“Monster Trucks” (2017)
Running Time: 104 minutes
Written by Jonathan Aibel, Glenn Berger, Derek Connolly and Matthew Robinson
Directed by: Chris Wedge
Featuring: Lucas Till, Jane Levy, Amy Ryan, Rob Lowe, Danny Glover, Barry Pepper and Holt McCallany
Reece Tenneson: “I’m not into hurting people..”
[Nods to Burke]
Reece Tenneson: “..that’s his job.”
When movies go bad they really go bad and not much can save them. Enter “Monster Trucks” (2017), a film that was actually made a few years ago, had multiple date changes and was released at the movies recently, now arriving on DVD/Blu-ray very quickly and quietly just to get it off the studios books. This film marked the debut of Chris Wedge as a live action film maker, he had been making successful animated movies up to this time, helping found Blue Sky Productions, he wanted to spread his wings into live action – it appears this was not the film to do that on.

» **Apply what you read**:
1 – According to the Monster Trucks review, what company did Chris Wedge help found?
2 – Continue the Monster Trucks review from its last sentence.
The rows that follow come from a separate source unrelated to this review.

» **Supplied records**:
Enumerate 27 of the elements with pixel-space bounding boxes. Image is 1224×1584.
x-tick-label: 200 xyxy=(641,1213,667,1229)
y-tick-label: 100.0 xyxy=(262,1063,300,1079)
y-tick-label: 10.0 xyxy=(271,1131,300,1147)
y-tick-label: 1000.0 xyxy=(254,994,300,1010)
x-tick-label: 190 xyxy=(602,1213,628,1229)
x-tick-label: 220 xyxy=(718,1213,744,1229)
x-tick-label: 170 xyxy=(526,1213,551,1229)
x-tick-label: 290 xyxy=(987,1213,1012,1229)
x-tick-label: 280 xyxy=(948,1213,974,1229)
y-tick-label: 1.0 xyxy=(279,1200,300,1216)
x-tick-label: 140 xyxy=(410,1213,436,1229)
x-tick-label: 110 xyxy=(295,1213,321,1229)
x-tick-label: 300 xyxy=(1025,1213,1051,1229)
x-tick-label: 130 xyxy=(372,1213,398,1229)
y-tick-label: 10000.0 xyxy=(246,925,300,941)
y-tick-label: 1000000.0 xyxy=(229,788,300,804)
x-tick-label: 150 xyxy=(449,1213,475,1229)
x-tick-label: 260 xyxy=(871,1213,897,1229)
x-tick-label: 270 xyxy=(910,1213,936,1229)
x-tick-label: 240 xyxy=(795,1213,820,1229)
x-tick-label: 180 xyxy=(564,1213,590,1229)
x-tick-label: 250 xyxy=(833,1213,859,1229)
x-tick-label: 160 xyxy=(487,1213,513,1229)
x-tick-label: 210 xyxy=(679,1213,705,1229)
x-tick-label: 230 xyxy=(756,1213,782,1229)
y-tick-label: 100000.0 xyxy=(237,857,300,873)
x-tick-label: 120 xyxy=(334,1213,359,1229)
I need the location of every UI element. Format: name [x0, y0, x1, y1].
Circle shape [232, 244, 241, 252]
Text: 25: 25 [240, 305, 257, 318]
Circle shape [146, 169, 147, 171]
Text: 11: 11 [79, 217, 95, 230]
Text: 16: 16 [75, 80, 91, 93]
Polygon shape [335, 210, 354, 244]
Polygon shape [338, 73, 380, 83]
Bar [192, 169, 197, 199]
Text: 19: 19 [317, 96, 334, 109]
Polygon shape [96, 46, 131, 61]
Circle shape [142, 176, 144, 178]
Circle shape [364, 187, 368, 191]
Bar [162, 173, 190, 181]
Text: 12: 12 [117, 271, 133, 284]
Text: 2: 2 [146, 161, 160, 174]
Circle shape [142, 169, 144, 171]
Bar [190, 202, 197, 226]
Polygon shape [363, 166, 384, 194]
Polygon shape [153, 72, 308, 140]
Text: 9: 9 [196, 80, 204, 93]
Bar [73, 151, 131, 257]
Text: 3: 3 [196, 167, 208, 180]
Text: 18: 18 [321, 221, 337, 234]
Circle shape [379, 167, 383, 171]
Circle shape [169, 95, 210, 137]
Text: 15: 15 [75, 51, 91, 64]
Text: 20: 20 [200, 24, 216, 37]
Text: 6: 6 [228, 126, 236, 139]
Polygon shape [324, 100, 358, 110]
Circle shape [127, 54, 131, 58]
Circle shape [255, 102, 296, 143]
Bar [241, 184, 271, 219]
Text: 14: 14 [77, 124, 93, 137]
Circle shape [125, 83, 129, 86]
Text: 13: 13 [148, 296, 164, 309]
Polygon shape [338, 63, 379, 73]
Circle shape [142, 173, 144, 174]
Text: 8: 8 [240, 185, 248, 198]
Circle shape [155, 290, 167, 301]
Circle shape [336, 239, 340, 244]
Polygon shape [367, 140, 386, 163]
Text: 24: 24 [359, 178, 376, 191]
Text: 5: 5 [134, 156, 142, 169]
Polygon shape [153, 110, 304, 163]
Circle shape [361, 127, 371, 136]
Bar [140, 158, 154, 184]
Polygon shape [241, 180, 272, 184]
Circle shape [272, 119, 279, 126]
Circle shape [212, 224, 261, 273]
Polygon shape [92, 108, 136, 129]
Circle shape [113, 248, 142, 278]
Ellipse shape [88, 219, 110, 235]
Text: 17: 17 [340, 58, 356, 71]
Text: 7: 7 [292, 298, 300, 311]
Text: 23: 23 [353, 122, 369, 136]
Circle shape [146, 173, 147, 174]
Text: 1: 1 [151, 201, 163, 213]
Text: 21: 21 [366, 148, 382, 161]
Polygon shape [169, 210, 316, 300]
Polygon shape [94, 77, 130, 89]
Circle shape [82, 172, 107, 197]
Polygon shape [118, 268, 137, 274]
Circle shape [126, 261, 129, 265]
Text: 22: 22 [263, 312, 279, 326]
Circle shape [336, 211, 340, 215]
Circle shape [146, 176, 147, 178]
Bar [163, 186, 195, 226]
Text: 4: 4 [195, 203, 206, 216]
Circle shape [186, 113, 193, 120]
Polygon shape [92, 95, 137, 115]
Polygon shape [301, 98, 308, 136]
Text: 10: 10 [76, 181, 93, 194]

» **Answers to the problems**:
1 – Blue Sky Productions

2 –
At the start of the film, Terravex Oil is in the midst of a fracking operation near a lake in North Dakota, overseen by CEO Reece Tenneson (Rob Lowe) and geologist Jim Dowd (Thomas Lennon). The operation releases 3 subterranean creatures and destroys the drilling rig. Two are captured by Terravex, but one of them escapes the site. Meanwhile, high school senior Tripp (Lucas Till) is looking for something to do to escape the life of his family and has taken up a part time job at a local junkyard and has created a hobby of building a pickup truck to impress his classmate Meredith (Jane Levy). One night, Tripp encounters the escaped creature in the junkyard and captures it but the creature escapes before he can seek authorities.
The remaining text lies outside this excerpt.